> _WORK REQUIRED_:
Select, from the data, each line where "Municipio" occurs.

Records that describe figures
________________________________________

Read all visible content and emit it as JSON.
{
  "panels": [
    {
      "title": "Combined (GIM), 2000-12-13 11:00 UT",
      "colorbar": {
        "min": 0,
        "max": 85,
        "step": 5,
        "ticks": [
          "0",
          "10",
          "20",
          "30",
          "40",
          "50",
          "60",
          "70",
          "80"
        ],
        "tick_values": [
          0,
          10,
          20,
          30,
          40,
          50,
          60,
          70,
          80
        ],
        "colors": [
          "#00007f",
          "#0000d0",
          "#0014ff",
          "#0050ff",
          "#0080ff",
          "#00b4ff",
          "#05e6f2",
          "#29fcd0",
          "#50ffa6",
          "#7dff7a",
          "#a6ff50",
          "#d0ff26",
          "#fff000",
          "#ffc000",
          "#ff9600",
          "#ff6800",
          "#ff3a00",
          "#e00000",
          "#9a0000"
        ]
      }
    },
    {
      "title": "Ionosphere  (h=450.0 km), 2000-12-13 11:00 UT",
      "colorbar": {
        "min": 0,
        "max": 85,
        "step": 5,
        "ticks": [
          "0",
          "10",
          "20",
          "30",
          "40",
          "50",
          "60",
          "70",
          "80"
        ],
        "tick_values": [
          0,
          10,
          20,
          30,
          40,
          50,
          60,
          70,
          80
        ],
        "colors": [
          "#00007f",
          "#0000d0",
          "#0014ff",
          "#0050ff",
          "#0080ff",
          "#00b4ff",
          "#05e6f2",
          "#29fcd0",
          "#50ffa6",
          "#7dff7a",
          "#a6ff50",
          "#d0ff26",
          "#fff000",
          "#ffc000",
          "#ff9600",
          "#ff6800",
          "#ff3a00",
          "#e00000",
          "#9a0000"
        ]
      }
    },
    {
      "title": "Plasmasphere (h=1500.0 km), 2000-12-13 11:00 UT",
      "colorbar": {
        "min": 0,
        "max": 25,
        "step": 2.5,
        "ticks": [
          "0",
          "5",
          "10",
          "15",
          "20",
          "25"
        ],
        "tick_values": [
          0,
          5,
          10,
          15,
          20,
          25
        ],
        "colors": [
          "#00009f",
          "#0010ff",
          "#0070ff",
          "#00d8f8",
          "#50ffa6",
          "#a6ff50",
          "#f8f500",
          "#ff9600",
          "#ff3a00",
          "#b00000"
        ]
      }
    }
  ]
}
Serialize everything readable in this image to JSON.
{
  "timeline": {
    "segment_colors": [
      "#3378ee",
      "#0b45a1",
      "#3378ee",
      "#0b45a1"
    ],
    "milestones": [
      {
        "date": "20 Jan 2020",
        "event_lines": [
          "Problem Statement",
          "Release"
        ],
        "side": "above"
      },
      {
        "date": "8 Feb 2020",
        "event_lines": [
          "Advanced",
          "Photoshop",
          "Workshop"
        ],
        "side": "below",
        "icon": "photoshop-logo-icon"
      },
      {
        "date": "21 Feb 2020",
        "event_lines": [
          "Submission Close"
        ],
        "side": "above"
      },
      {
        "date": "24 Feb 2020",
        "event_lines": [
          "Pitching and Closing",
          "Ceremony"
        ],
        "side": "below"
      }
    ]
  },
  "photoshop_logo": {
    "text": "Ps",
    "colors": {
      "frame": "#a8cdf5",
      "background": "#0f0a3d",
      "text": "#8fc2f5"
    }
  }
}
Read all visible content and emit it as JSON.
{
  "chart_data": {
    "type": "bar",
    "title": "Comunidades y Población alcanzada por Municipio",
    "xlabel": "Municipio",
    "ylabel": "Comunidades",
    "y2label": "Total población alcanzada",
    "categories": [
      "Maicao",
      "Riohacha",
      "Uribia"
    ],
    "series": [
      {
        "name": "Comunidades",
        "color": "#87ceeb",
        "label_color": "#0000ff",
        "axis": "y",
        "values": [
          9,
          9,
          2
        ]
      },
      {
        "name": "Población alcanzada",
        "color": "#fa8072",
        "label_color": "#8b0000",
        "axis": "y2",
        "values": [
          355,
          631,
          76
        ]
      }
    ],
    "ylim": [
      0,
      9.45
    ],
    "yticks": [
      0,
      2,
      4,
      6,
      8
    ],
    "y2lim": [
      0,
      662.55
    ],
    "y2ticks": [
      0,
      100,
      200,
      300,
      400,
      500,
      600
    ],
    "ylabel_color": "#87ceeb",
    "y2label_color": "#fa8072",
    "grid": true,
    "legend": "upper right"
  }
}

________________________________________

> _COMPLETED EXERCISE_:
    "title": "Comunidades y Población alcanzada por Municipio",
    "xlabel": "Municipio",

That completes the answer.